_What is required:_
Write out each line that follows exactly as it stands, without the pictures.

[Dataset records on visual material]

— START —

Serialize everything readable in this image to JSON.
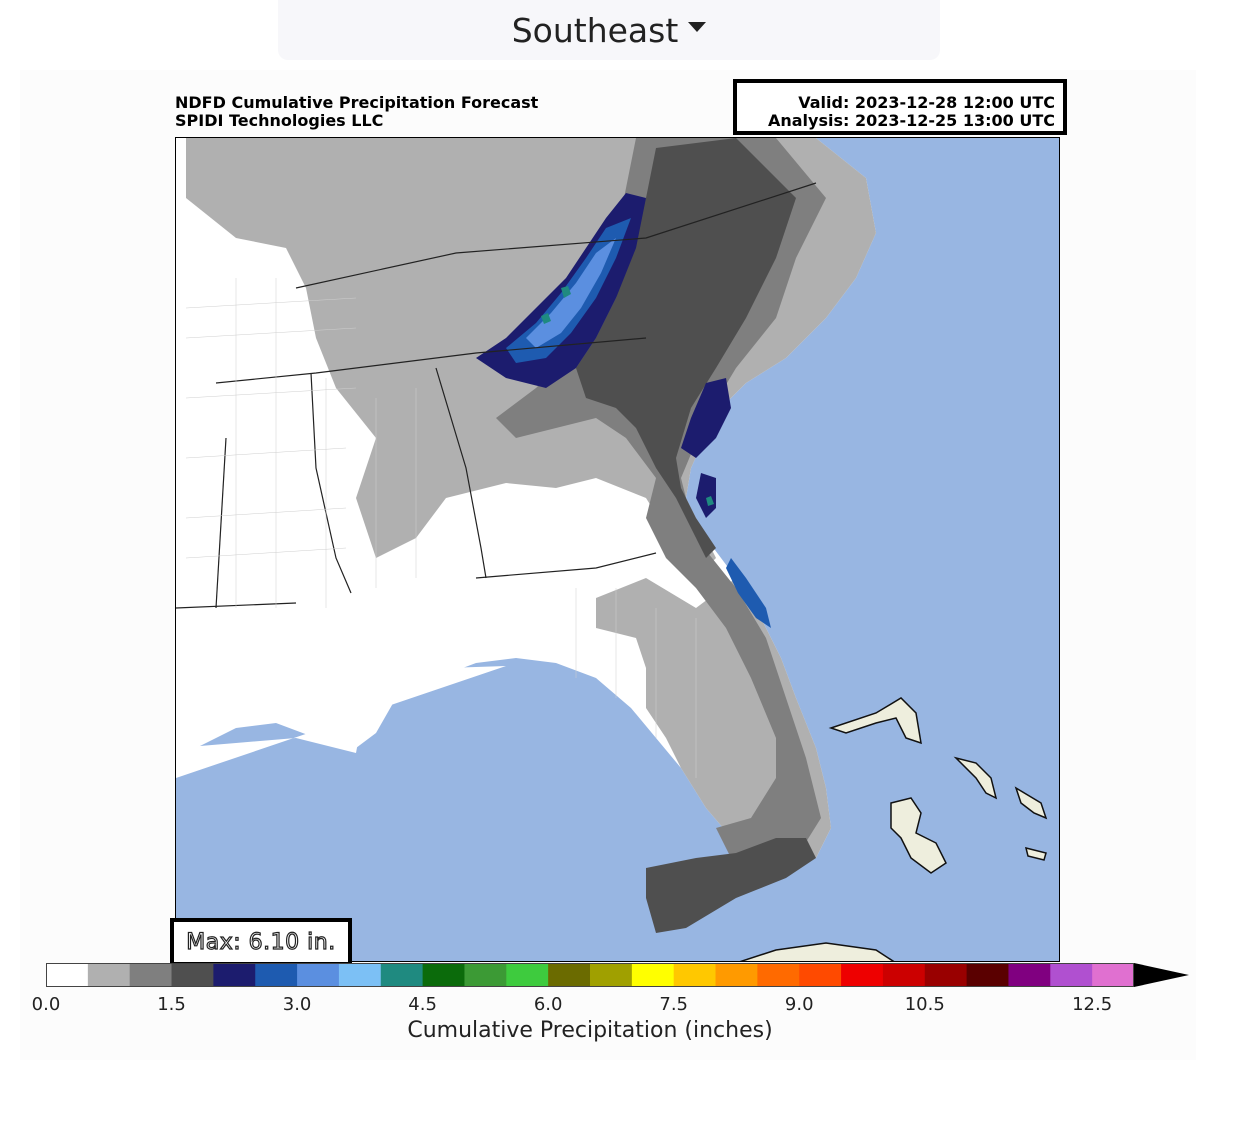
{
  "region_selector": {
    "label": "Southeast",
    "icon": "caret-down-icon"
  },
  "map": {
    "title_line1": "NDFD Cumulative Precipitation Forecast",
    "title_line2": "SPIDI Technologies LLC",
    "valid": "Valid: 2023-12-28 12:00 UTC",
    "analysis": "Analysis: 2023-12-25 13:00 UTC",
    "max_label": "Max: 6.10 in.",
    "ocean_color": "#98b6e2",
    "land_color": "#ffffff"
  },
  "colorbar": {
    "label": "Cumulative Precipitation (inches)",
    "ticks": [
      "0.0",
      "1.5",
      "3.0",
      "4.5",
      "6.0",
      "7.5",
      "9.0",
      "10.5",
      "12.5"
    ],
    "tick_values": [
      0.0,
      1.5,
      3.0,
      4.5,
      6.0,
      7.5,
      9.0,
      10.5,
      12.5
    ],
    "min": 0,
    "max": 13,
    "colors": [
      "#ffffff",
      "#b0b0b0",
      "#7f7f7f",
      "#4f4f4f",
      "#1c1c6e",
      "#1e5bb0",
      "#5b8fe0",
      "#7cc0f5",
      "#1f8a80",
      "#0b6b0b",
      "#3c9a35",
      "#3ecb3e",
      "#6b6b00",
      "#a0a000",
      "#ffff00",
      "#ffc800",
      "#ff9a00",
      "#ff6a00",
      "#ff4a00",
      "#ee0000",
      "#cc0000",
      "#990000",
      "#5a0000",
      "#800080",
      "#b050d0",
      "#e070d0"
    ],
    "extend": "max",
    "arrow_color": "#000000"
  }
}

— END —

_Answer for this exercise:_
Serialize everything readable in this image to JSON.
{
  "region_selector": {
    "label": "Southeast",
    "icon": "caret-down-icon"
  },
  "map": {
    "title_line1": "NDFD Cumulative Precipitation Forecast",
    "title_line2": "SPIDI Technologies LLC",
    "valid": "Valid: 2023-12-28 12:00 UTC",
    "analysis": "Analysis: 2023-12-25 13:00 UTC",
    "max_label": "Max: 6.10 in.",
    "ocean_color": "#98b6e2",
    "land_color": "#ffffff"
  },
  "colorbar": {
    "label": "Cumulative Precipitation (inches)",
    "ticks": [
      "0.0",
      "1.5",
      "3.0",
      "4.5",
      "6.0",
      "7.5",
      "9.0",
      "10.5",
      "12.5"
    ],
    "tick_values": [
      0.0,
      1.5,
      3.0,
      4.5,
      6.0,
      7.5,
      9.0,
      10.5,
      12.5
    ],
    "min": 0,
    "max": 13,
    "colors": [
      "#ffffff",
      "#b0b0b0",
      "#7f7f7f",
      "#4f4f4f",
      "#1c1c6e",
      "#1e5bb0",
      "#5b8fe0",
      "#7cc0f5",
      "#1f8a80",
      "#0b6b0b",
      "#3c9a35",
      "#3ecb3e",
      "#6b6b00",
      "#a0a000",
      "#ffff00",
      "#ffc800",
      "#ff9a00",
      "#ff6a00",
      "#ff4a00",
      "#ee0000",
      "#cc0000",
      "#990000",
      "#5a0000",
      "#800080",
      "#b050d0",
      "#e070d0"
    ],
    "extend": "max",
    "arrow_color": "#000000"
  }
}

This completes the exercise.